### Challenge
Copy each of the rows below word for word, in the same order, leaving nothing out.

### Data lines
□ □ □ □ □

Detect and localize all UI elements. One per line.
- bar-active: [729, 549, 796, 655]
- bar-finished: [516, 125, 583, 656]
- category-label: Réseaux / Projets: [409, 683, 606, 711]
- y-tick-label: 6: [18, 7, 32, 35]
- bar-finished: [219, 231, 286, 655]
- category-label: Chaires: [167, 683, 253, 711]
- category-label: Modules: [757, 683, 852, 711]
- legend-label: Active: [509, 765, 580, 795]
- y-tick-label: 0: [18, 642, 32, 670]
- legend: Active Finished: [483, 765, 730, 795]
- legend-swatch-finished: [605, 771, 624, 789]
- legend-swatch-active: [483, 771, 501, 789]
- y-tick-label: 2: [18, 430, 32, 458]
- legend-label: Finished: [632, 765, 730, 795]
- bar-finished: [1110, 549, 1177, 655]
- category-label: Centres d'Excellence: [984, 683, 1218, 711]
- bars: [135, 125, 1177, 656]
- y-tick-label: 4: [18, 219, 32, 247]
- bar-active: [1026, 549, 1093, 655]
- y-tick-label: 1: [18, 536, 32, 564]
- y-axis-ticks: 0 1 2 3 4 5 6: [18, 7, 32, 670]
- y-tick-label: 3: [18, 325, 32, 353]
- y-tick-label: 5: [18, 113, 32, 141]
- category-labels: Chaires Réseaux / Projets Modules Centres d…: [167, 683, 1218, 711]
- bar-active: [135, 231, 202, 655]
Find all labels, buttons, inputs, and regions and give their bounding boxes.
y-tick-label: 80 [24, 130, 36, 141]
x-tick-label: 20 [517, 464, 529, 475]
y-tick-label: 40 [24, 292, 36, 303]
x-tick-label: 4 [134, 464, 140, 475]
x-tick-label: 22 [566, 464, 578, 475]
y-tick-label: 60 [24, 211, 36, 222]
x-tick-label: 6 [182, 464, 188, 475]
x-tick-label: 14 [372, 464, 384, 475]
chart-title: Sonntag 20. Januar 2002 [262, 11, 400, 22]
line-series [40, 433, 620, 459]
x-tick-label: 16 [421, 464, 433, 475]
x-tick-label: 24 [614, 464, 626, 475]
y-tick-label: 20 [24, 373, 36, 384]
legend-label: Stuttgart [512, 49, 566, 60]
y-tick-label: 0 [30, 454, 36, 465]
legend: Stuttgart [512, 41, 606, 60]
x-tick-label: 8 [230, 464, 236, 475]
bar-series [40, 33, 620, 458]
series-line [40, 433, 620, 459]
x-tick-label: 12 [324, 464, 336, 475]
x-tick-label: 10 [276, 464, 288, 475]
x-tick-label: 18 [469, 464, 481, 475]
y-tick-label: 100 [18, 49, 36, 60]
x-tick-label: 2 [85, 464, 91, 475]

□ □ □ □ □

### Exercise solution
Detect and localize all UI elements. One per line.
- bar-active: [729, 549, 796, 655]
- bar-finished: [516, 125, 583, 656]
- category-label: Réseaux / Projets: [409, 683, 606, 711]
- y-tick-label: 6: [18, 7, 32, 35]
- bar-finished: [219, 231, 286, 655]
- category-label: Chaires: [167, 683, 253, 711]
- category-label: Modules: [757, 683, 852, 711]
- legend-label: Active: [509, 765, 580, 795]
- y-tick-label: 0: [18, 642, 32, 670]
- legend: Active Finished: [483, 765, 730, 795]
- legend-swatch-finished: [605, 771, 624, 789]
- legend-swatch-active: [483, 771, 501, 789]
- y-tick-label: 2: [18, 430, 32, 458]
- legend-label: Finished: [632, 765, 730, 795]
- bar-finished: [1110, 549, 1177, 655]
- category-label: Centres d'Excellence: [984, 683, 1218, 711]
- bars: [135, 125, 1177, 656]
- y-tick-label: 4: [18, 219, 32, 247]
- bar-active: [1026, 549, 1093, 655]
- y-tick-label: 1: [18, 536, 32, 564]
- y-axis-ticks: 0 1 2 3 4 5 6: [18, 7, 32, 670]
- y-tick-label: 3: [18, 325, 32, 353]
- y-tick-label: 5: [18, 113, 32, 141]
- category-labels: Chaires Réseaux / Projets Modules Centres d…: [167, 683, 1218, 711]
- bar-active: [135, 231, 202, 655]
Find all labels, buttons, inputs, and regions and give their bounding boxes.
y-tick-label: 80 [24, 130, 36, 141]
x-tick-label: 20 [517, 464, 529, 475]
y-tick-label: 40 [24, 292, 36, 303]
x-tick-label: 4 [134, 464, 140, 475]
x-tick-label: 22 [566, 464, 578, 475]
y-tick-label: 60 [24, 211, 36, 222]
x-tick-label: 6 [182, 464, 188, 475]
x-tick-label: 14 [372, 464, 384, 475]
chart-title: Sonntag 20. Januar 2002 [262, 11, 400, 22]
line-series [40, 433, 620, 459]
x-tick-label: 16 [421, 464, 433, 475]
x-tick-label: 24 [614, 464, 626, 475]
y-tick-label: 20 [24, 373, 36, 384]
legend-label: Stuttgart [512, 49, 566, 60]
y-tick-label: 0 [30, 454, 36, 465]
legend: Stuttgart [512, 41, 606, 60]
x-tick-label: 8 [230, 464, 236, 475]
bar-series [40, 33, 620, 458]
series-line [40, 433, 620, 459]
x-tick-label: 12 [324, 464, 336, 475]
x-tick-label: 10 [276, 464, 288, 475]
x-tick-label: 18 [469, 464, 481, 475]
y-tick-label: 100 [18, 49, 36, 60]
x-tick-label: 2 [85, 464, 91, 475]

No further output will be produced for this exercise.